**What you have to do:**
Tally the lines containing the word "JSON", and report the tally alone.

**Excerpted data:**

════════

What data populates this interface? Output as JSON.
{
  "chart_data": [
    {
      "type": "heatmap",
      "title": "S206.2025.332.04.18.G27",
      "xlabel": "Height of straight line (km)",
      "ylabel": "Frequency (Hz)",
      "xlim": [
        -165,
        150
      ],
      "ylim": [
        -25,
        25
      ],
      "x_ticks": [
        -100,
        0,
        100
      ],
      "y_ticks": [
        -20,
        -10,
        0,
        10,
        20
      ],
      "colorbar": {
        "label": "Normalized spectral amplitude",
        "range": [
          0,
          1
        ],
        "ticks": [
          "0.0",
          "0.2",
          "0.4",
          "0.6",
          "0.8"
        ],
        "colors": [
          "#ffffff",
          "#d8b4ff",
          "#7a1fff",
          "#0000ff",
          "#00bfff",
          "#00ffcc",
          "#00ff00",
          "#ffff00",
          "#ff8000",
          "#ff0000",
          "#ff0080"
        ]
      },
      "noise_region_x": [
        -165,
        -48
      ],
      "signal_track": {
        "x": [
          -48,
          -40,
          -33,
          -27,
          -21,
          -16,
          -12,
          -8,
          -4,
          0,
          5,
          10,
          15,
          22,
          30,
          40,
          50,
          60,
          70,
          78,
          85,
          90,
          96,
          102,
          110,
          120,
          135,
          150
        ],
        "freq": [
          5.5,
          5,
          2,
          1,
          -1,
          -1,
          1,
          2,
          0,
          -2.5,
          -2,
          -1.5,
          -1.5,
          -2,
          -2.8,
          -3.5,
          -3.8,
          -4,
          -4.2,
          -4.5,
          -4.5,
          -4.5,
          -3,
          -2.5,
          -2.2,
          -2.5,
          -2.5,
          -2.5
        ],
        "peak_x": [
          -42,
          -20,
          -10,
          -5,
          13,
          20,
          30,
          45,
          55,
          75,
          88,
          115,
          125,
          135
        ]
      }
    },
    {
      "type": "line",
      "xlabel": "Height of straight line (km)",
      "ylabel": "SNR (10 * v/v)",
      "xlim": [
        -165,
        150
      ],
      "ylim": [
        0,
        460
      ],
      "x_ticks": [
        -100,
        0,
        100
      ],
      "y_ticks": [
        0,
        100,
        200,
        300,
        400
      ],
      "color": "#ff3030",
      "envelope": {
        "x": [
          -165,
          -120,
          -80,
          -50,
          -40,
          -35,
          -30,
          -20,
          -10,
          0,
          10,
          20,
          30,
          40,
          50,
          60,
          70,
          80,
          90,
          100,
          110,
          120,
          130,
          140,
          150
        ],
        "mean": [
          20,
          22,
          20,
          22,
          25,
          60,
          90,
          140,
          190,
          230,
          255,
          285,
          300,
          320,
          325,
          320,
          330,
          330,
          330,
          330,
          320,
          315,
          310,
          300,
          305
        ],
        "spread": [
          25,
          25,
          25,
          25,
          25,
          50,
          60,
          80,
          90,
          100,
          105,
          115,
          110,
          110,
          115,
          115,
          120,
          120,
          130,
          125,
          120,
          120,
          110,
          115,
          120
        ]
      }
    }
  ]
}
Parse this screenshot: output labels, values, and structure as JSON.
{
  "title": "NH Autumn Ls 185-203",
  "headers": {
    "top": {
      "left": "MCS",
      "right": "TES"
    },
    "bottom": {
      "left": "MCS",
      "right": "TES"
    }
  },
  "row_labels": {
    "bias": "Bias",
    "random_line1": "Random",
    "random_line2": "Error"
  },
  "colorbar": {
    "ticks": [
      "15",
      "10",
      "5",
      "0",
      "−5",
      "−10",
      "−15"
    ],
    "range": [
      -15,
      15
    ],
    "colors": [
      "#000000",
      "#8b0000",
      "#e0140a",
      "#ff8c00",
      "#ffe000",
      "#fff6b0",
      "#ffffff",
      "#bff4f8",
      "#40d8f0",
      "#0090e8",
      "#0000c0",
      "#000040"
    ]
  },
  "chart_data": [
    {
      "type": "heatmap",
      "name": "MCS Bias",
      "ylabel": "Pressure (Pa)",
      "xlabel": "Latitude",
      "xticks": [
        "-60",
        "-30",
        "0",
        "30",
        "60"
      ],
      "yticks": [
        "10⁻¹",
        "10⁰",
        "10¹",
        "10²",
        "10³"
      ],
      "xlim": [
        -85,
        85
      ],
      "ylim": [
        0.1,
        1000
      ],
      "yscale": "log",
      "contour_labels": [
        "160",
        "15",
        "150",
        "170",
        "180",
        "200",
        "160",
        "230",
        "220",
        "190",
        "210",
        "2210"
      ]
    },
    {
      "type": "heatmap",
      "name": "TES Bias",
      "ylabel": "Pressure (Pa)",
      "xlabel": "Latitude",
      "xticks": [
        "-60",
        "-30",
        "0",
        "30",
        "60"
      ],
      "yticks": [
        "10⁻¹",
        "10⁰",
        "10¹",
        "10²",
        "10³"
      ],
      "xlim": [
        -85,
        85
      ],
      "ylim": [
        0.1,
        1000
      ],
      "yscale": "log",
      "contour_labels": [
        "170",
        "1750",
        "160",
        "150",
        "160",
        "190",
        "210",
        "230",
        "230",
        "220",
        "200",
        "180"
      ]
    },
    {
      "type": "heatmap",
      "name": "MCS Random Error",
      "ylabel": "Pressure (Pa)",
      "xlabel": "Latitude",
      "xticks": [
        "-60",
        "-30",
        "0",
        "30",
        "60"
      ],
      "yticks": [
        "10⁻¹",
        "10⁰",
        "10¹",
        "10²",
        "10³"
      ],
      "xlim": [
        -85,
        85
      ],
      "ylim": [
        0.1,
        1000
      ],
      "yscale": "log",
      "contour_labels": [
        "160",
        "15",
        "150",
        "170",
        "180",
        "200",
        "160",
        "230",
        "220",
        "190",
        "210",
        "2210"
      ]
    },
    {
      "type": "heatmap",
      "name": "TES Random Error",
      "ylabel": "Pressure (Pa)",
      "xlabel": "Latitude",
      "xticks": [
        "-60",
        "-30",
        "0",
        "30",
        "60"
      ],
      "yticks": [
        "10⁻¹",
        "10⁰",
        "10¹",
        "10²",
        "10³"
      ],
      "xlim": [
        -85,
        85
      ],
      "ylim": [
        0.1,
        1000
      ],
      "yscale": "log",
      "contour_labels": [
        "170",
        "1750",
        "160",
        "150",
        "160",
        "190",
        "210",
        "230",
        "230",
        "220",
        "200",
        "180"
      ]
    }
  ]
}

════════

**Worked answer:**
2